◆ EXERCISE GOAL: Show every line containing "color" by copying it.

◆ RECORDS FOR THE TASK:
▼

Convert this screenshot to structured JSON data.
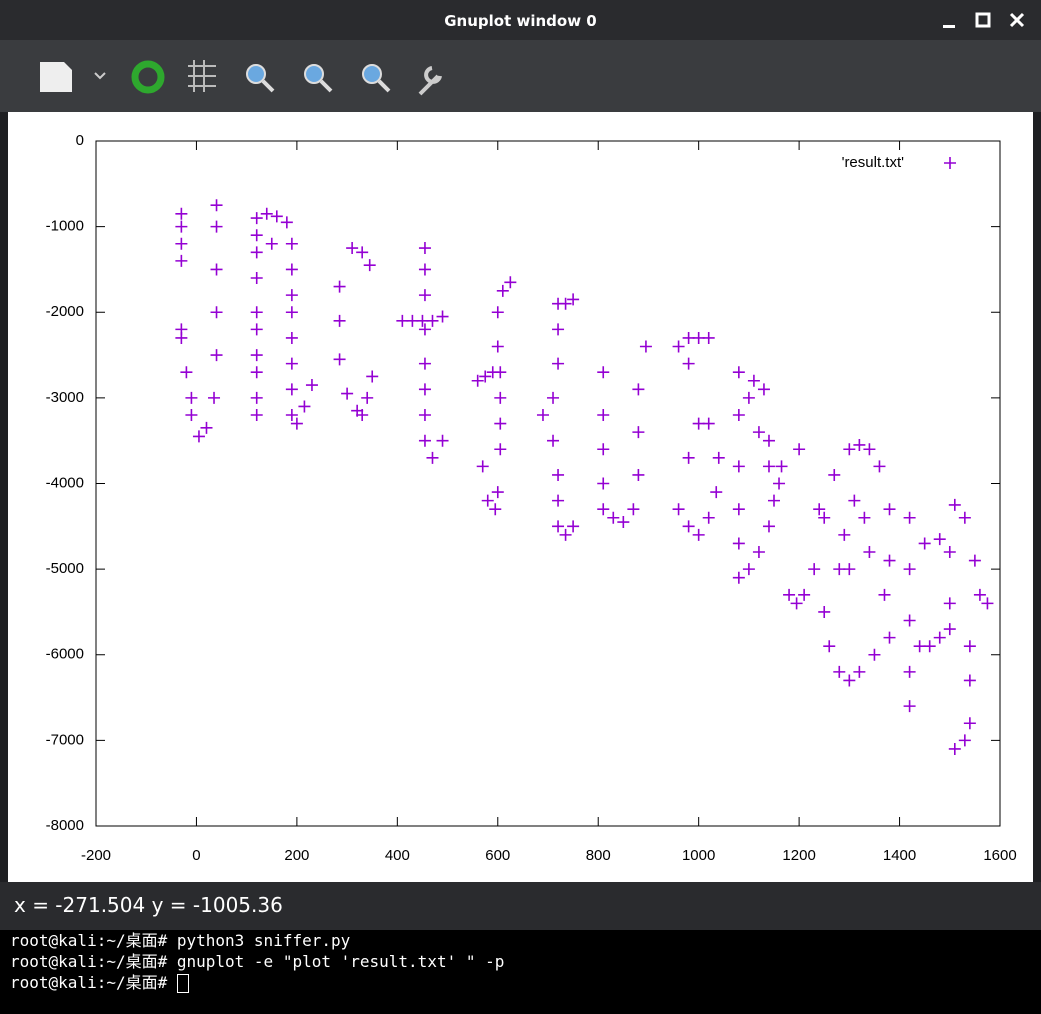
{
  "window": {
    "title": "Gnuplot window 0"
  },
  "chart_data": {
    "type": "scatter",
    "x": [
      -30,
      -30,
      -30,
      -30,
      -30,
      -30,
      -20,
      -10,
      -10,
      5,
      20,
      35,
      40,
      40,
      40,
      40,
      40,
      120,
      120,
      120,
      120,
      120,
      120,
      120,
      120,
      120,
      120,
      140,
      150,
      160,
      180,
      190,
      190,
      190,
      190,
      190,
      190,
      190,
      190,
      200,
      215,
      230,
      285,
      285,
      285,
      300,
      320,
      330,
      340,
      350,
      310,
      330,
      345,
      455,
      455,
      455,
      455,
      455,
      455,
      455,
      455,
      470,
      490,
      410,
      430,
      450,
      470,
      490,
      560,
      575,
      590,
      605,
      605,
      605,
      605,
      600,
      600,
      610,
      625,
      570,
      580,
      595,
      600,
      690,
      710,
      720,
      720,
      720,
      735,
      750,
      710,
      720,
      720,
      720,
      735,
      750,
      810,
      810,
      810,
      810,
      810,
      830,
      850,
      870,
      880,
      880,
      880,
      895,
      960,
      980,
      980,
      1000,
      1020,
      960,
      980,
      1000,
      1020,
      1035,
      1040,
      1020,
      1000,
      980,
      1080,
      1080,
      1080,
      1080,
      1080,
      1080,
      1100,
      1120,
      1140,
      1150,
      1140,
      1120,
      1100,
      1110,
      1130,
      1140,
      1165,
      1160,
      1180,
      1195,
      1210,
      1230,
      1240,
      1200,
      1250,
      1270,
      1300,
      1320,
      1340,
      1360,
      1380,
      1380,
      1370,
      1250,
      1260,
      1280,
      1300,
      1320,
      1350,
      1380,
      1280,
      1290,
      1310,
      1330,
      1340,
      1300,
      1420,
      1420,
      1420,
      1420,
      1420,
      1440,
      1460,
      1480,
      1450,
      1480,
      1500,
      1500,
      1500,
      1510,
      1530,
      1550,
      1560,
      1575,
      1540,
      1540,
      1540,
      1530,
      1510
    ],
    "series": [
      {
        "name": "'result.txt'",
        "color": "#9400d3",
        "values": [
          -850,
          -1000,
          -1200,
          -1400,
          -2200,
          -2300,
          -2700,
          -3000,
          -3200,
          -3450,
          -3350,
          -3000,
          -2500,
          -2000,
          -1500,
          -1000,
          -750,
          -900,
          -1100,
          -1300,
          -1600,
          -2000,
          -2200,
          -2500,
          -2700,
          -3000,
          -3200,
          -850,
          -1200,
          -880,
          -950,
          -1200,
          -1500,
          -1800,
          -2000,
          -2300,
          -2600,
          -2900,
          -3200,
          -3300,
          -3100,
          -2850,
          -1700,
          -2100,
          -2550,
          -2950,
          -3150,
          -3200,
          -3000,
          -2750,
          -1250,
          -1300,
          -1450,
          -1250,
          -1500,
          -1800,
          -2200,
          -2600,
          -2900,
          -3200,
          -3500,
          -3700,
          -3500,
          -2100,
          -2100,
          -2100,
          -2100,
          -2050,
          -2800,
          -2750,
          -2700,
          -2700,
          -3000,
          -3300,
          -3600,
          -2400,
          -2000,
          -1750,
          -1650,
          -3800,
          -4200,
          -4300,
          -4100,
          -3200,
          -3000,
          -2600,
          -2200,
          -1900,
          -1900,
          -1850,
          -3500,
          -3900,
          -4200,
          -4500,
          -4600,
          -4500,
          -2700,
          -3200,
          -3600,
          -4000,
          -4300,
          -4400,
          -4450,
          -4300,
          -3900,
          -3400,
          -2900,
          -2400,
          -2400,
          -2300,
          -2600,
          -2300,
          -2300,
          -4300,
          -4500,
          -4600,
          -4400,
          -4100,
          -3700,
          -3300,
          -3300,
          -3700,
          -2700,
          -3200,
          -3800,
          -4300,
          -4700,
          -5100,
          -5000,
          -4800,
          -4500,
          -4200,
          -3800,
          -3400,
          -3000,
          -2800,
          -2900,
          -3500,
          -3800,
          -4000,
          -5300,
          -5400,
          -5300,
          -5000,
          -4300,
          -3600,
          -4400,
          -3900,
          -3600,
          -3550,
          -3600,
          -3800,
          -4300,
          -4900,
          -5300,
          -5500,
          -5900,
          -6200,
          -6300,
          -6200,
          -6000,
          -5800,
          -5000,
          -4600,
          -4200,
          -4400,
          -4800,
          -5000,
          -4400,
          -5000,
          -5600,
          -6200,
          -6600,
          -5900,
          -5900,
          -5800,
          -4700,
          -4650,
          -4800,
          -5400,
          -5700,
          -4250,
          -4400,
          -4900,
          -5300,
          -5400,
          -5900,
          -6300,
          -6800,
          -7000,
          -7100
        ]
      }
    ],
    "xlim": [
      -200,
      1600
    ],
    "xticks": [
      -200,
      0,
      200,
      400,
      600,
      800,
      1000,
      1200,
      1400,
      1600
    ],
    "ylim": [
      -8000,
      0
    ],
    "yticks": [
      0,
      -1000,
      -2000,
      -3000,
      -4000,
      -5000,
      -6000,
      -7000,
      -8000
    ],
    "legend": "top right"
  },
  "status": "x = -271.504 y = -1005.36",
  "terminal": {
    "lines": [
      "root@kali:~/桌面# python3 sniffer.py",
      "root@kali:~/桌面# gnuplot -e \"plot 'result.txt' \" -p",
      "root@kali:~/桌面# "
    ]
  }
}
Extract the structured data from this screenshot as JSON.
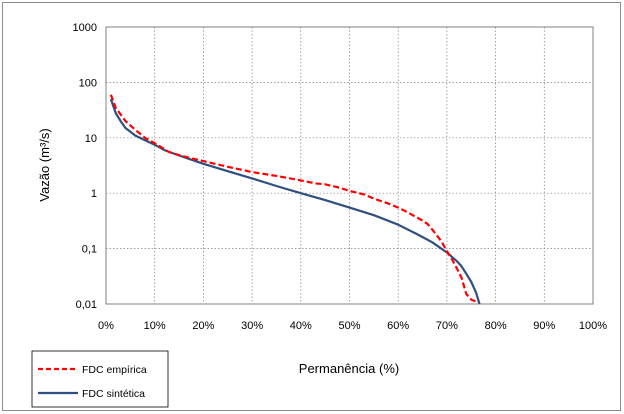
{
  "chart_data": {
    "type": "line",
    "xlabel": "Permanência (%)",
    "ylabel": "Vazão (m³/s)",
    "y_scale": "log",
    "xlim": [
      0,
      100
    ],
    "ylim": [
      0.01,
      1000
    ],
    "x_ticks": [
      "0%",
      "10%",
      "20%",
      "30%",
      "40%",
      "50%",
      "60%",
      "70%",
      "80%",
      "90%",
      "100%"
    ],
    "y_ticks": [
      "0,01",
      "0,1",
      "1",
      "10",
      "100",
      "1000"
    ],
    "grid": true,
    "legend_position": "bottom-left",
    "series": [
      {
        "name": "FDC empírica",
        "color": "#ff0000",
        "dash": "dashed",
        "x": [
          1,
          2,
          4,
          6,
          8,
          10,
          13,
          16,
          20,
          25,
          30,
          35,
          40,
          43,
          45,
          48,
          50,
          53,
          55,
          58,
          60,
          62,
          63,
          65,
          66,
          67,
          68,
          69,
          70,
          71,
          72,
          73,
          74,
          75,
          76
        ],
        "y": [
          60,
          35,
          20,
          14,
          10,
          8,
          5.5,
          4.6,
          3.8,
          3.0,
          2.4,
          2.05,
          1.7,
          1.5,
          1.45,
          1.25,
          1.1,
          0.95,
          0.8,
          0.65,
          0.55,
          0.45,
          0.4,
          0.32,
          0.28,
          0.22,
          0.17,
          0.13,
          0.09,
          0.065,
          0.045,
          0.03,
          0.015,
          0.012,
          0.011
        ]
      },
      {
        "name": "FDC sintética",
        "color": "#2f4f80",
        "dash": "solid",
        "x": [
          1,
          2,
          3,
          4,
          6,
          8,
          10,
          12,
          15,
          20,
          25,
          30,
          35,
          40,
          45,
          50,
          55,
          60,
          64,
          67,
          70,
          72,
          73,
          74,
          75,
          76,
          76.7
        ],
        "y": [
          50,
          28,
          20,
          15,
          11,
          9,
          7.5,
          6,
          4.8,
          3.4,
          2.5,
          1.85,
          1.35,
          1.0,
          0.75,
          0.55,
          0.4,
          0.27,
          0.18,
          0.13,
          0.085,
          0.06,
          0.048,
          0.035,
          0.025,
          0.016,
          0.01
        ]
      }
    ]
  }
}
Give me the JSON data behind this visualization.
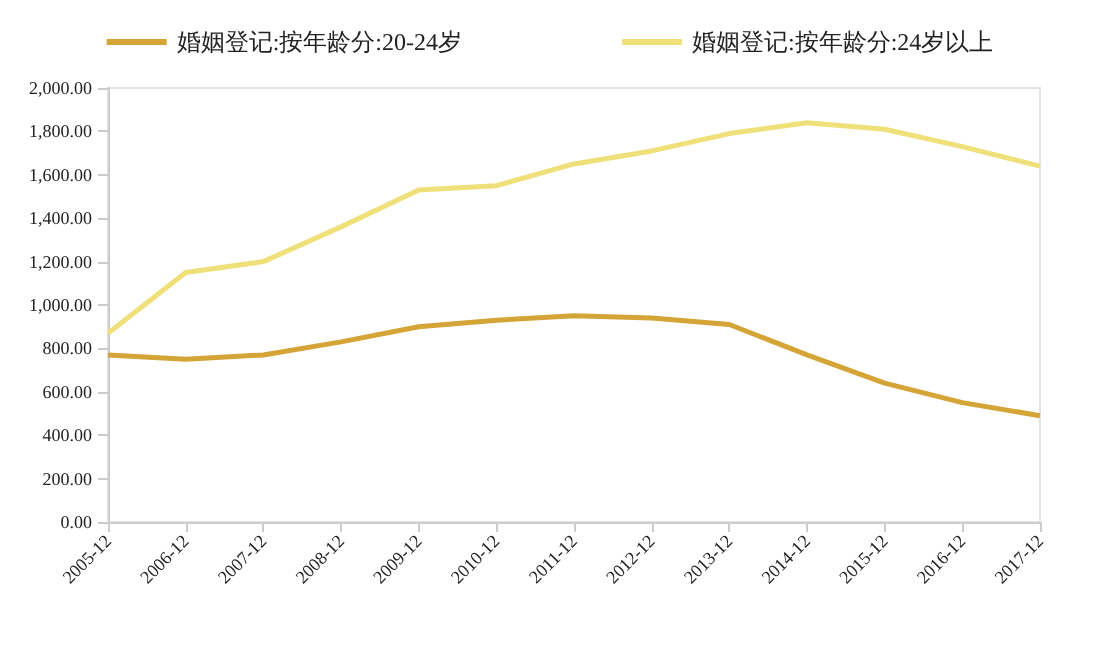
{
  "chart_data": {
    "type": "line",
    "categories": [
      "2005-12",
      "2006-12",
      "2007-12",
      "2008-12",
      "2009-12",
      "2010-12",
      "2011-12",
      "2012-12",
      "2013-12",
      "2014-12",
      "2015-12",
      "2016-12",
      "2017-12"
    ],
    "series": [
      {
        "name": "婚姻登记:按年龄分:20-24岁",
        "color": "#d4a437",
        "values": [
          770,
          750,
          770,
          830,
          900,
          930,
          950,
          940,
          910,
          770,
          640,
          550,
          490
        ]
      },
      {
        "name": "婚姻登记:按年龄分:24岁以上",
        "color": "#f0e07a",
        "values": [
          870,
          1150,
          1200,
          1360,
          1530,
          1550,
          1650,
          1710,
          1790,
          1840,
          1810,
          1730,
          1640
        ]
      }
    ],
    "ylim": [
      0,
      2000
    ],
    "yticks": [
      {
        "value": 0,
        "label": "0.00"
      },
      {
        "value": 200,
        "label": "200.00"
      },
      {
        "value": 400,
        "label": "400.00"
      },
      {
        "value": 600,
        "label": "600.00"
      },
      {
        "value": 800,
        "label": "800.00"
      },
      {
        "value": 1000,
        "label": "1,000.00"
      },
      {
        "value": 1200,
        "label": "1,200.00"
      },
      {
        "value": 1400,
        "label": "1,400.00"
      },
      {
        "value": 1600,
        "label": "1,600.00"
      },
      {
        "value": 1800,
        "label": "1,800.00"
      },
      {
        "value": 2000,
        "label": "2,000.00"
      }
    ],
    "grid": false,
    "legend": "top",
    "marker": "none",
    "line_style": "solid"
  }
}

▲

◆ TASK SOLUTION:
        "color": "#9400d3",
        "color": "#ff0000",
        "color": "#2f4f80",
        "color": "#d4a437",
        "color": "#f0e07a",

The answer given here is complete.